━━ Input material ━━
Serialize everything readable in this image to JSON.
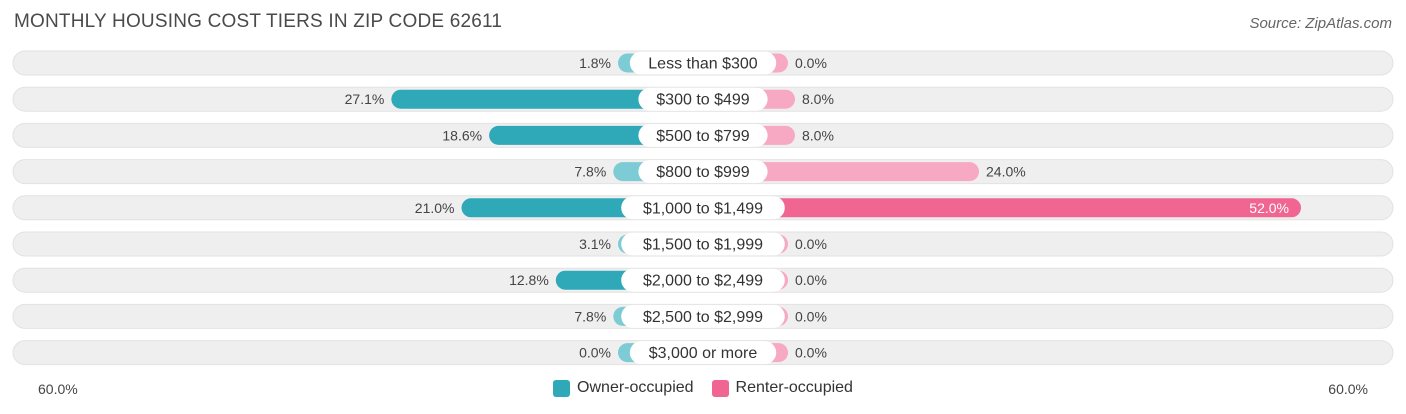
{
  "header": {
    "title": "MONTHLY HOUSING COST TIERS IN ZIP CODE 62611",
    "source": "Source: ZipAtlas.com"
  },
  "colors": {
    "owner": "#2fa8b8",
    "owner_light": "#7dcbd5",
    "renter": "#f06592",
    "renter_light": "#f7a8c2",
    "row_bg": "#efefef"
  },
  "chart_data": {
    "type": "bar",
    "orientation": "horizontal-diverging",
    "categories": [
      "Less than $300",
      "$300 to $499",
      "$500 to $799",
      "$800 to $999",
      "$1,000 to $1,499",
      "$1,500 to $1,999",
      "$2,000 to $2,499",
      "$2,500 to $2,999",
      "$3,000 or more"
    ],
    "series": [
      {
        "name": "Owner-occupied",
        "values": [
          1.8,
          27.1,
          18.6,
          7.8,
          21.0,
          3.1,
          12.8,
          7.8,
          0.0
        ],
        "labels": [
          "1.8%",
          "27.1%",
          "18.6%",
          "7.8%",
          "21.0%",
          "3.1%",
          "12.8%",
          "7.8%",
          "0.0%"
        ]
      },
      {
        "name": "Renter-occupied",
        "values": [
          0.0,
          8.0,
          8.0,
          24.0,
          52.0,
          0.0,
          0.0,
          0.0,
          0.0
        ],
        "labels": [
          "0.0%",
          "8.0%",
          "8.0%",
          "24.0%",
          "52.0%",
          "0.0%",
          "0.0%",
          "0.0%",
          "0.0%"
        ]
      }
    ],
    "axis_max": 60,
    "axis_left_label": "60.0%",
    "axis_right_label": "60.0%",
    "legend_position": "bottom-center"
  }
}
━━━
━━ Input material ━━
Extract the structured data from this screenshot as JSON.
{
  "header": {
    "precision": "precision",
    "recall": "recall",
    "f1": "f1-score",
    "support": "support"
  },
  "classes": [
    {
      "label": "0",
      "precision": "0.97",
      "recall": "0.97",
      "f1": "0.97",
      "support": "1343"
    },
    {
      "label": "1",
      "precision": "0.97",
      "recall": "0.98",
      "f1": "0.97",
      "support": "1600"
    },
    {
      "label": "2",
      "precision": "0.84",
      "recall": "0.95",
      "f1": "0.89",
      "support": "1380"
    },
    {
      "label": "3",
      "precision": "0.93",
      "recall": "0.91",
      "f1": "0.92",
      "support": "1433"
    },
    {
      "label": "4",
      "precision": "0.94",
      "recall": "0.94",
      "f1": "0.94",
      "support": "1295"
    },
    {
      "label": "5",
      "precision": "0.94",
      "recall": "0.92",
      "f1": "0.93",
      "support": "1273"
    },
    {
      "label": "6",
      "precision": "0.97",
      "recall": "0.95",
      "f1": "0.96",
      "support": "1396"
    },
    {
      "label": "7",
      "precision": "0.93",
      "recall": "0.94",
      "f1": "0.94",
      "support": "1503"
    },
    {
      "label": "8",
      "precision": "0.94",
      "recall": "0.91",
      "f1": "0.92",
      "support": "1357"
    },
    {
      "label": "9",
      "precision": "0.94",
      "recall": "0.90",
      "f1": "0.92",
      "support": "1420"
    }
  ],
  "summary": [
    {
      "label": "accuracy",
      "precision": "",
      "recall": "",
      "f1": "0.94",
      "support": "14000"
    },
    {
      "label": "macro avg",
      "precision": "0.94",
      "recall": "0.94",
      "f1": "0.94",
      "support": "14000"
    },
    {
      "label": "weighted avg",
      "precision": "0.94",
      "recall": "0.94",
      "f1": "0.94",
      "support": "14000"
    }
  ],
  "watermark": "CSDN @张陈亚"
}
━━━
━━ Input material ━━
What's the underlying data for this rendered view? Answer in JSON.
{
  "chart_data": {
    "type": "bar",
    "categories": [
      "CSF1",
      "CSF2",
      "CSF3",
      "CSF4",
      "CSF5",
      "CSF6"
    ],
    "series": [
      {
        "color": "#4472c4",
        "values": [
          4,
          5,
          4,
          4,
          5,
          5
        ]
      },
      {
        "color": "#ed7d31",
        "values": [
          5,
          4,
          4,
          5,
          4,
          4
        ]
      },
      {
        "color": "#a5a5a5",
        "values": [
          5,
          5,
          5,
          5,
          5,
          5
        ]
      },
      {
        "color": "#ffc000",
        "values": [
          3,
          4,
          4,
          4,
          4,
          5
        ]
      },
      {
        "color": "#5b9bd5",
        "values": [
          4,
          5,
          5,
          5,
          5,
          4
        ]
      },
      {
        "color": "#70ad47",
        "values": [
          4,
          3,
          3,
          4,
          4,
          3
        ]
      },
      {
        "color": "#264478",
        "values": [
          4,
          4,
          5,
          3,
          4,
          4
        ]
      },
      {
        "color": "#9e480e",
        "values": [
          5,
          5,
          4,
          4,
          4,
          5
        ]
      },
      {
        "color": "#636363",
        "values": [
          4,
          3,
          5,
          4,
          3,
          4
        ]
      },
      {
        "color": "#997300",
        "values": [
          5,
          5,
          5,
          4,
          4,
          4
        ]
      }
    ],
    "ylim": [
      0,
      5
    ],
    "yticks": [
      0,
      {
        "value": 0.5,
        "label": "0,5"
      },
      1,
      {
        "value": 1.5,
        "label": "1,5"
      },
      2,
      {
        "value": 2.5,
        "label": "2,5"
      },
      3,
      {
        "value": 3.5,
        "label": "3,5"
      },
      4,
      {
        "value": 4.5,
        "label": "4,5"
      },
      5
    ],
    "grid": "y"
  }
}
━━━
Problem details
Check the data for the word "this" and pull out the lines that have it.

Written response
Serialize everything readable in this image to JSON.
Extract the structured data from this screenshot as JSON.
What's the underlying data for this rendered view? Answer in JSON.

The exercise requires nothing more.